GIVEN TASK |
Isolate every line in the data with the string "Marcelys" and copy it.

╭─ DATA FOR PROCESSING

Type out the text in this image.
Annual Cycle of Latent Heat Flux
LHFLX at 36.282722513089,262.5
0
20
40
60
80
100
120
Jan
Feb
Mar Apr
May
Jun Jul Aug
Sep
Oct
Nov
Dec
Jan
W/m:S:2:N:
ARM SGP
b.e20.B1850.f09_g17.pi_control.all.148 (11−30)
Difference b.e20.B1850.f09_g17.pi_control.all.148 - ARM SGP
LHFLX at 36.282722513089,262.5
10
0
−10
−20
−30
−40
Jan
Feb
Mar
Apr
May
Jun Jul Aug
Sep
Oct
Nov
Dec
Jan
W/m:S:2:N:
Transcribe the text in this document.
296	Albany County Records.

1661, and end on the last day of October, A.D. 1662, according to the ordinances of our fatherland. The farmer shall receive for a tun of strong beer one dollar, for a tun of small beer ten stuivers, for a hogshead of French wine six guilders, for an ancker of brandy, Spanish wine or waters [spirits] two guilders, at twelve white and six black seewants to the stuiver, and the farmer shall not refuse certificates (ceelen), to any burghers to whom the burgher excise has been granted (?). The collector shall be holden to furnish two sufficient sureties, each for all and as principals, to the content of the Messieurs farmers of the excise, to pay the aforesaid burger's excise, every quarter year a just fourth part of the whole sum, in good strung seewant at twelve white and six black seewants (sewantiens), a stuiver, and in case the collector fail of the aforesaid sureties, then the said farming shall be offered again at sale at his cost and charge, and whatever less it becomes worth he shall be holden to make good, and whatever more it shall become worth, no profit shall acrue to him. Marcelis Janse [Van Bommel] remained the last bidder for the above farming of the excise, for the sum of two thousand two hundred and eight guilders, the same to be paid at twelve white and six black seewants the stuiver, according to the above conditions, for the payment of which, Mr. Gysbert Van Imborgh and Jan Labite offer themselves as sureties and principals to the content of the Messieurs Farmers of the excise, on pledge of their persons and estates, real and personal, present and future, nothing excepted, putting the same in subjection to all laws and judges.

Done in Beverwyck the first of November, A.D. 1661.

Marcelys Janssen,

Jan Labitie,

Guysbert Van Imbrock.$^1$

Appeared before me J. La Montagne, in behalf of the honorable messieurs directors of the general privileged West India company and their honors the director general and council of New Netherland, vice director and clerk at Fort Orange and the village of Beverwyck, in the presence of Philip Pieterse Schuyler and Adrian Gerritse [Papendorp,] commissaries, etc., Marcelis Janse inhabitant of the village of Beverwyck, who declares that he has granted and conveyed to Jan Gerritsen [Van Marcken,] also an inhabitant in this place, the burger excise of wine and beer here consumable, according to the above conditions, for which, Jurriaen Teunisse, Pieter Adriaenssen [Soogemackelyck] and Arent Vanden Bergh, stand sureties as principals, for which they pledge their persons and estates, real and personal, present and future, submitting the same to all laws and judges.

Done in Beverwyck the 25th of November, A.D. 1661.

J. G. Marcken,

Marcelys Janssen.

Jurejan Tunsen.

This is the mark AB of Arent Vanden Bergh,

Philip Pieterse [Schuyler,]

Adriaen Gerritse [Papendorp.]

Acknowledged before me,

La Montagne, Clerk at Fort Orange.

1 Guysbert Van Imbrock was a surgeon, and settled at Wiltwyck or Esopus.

╰─

FINAL ANSWER |
Marcelys Janssen,
Marcelys Janssen.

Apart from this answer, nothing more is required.